=== Extracted records ===
- - - - - - -

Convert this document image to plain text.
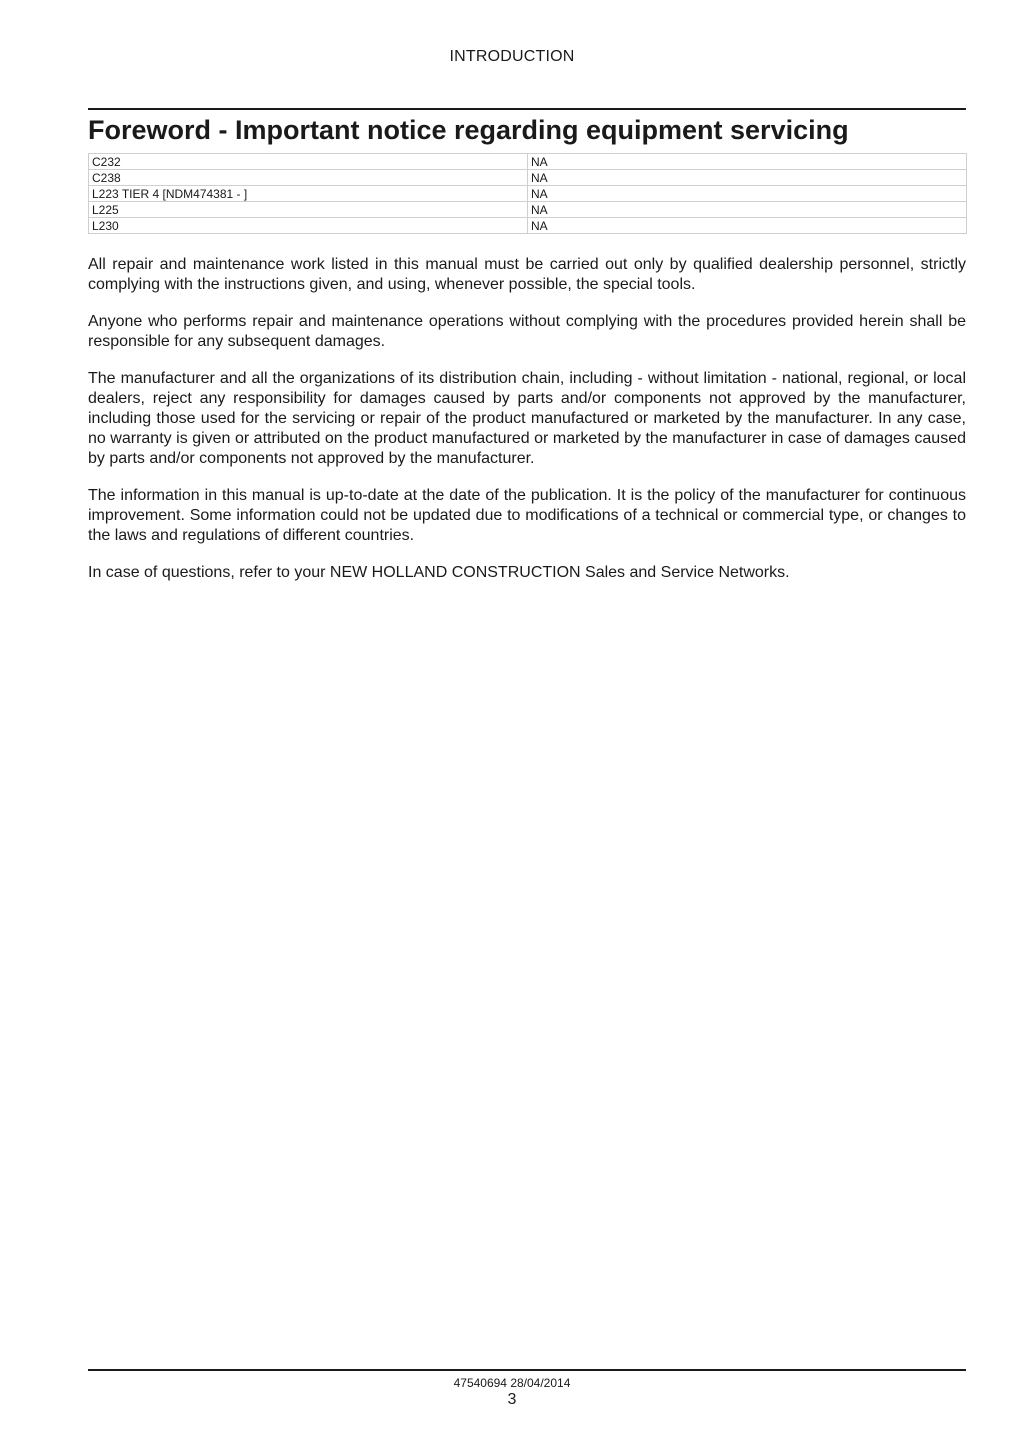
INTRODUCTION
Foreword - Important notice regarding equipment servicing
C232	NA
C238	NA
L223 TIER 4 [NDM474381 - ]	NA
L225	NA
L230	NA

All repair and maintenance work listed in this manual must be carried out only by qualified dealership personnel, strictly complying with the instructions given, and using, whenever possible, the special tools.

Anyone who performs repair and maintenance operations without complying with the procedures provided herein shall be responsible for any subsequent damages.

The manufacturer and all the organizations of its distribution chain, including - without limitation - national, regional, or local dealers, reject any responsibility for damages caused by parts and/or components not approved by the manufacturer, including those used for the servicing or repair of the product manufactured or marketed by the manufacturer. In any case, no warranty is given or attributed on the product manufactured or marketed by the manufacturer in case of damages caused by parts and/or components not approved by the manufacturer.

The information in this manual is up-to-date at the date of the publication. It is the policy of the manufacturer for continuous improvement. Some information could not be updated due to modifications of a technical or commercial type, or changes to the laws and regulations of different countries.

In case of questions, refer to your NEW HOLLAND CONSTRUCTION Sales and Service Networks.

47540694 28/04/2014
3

- - - - - - -

=== Work to do ===
Write out every record above exactly as it stands, but leave out the pictures.

=== Expected output ===
Convert this document image to plain text.
INTRODUCTION
Foreword - Important notice regarding equipment servicing
C232	NA
C238	NA
L223 TIER 4 [NDM474381 - ]	NA
L225	NA
L230	NA

All repair and maintenance work listed in this manual must be carried out only by qualified dealership personnel, strictly complying with the instructions given, and using, whenever possible, the special tools.

Anyone who performs repair and maintenance operations without complying with the procedures provided herein shall be responsible for any subsequent damages.

The manufacturer and all the organizations of its distribution chain, including - without limitation - national, regional, or local dealers, reject any responsibility for damages caused by parts and/or components not approved by the manufacturer, including those used for the servicing or repair of the product manufactured or marketed by the manufacturer. In any case, no warranty is given or attributed on the product manufactured or marketed by the manufacturer in case of damages caused by parts and/or components not approved by the manufacturer.

The information in this manual is up-to-date at the date of the publication. It is the policy of the manufacturer for continuous improvement. Some information could not be updated due to modifications of a technical or commercial type, or changes to the laws and regulations of different countries.

In case of questions, refer to your NEW HOLLAND CONSTRUCTION Sales and Service Networks.

47540694 28/04/2014
3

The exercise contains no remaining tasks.